* [TASK BRIEF]
Below are some records. Pull every line that contains the word "simTicks".

——

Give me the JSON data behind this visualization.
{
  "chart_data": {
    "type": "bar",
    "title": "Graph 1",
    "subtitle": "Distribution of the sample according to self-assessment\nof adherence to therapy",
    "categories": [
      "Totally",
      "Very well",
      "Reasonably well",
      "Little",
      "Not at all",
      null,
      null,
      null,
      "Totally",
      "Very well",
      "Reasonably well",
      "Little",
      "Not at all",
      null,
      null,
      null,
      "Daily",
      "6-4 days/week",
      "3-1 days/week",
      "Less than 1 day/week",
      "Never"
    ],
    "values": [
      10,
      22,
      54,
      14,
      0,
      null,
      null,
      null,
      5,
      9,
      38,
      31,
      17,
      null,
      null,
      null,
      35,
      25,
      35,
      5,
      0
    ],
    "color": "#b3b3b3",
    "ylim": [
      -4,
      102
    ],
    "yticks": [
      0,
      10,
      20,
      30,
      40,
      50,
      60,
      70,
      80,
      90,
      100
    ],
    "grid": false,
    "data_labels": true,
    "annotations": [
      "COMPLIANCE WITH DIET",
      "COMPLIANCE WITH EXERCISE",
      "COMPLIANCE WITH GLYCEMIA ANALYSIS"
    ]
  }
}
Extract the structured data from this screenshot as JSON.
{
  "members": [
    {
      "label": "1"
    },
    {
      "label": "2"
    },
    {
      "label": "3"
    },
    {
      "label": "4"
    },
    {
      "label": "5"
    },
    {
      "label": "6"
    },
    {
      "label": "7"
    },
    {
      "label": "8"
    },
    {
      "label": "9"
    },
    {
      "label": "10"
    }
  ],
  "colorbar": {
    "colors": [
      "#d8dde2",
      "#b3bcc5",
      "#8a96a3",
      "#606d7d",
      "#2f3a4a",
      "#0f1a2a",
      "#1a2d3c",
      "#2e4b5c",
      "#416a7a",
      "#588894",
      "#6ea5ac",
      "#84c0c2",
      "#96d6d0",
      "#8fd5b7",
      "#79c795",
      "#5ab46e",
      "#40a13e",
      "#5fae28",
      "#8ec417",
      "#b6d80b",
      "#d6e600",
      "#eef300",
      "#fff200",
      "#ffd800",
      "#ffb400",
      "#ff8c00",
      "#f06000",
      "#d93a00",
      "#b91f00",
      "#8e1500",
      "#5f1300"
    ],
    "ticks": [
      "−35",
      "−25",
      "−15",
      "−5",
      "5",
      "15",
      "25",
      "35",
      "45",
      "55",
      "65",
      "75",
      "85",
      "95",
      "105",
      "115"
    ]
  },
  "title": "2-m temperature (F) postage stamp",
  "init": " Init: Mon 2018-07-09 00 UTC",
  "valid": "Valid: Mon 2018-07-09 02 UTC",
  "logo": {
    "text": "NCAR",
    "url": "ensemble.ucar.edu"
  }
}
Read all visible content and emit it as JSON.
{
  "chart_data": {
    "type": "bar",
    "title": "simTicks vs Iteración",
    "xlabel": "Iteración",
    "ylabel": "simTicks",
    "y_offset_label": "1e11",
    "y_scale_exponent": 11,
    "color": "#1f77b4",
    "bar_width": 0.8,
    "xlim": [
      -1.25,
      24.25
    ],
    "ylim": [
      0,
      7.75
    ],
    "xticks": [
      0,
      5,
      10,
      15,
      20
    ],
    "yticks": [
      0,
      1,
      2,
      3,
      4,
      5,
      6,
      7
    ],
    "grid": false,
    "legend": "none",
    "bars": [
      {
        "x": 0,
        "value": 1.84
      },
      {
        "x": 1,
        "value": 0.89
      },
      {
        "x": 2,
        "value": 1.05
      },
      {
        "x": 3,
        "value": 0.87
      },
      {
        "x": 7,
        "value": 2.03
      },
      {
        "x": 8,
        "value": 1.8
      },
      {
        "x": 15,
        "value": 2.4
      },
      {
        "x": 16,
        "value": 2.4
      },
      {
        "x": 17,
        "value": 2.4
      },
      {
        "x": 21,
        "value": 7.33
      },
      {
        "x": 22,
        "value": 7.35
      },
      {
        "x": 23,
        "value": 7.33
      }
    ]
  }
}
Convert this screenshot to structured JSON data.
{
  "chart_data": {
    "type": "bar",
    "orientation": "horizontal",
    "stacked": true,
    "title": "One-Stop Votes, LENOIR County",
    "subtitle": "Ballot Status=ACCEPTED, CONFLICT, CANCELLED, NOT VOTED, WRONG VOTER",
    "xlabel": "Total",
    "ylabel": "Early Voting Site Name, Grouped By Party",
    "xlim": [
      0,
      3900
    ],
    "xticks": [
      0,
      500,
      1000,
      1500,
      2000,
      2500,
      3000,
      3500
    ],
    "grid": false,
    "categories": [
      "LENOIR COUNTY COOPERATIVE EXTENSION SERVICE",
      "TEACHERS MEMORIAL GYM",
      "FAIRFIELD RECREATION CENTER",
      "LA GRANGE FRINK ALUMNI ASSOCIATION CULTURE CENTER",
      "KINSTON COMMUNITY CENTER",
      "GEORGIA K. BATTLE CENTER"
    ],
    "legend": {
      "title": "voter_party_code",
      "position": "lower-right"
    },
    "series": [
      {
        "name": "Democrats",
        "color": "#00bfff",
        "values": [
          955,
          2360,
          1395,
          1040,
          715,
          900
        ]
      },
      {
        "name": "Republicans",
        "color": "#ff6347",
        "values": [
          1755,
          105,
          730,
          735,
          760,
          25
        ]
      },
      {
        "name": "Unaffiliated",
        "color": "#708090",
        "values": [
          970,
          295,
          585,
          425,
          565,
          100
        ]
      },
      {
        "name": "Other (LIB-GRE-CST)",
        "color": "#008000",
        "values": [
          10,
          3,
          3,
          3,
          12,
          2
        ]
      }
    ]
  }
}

——

* [ANSWER TO THE EXERCISE]
    "title": "simTicks vs Iteración",
    "ylabel": "simTicks",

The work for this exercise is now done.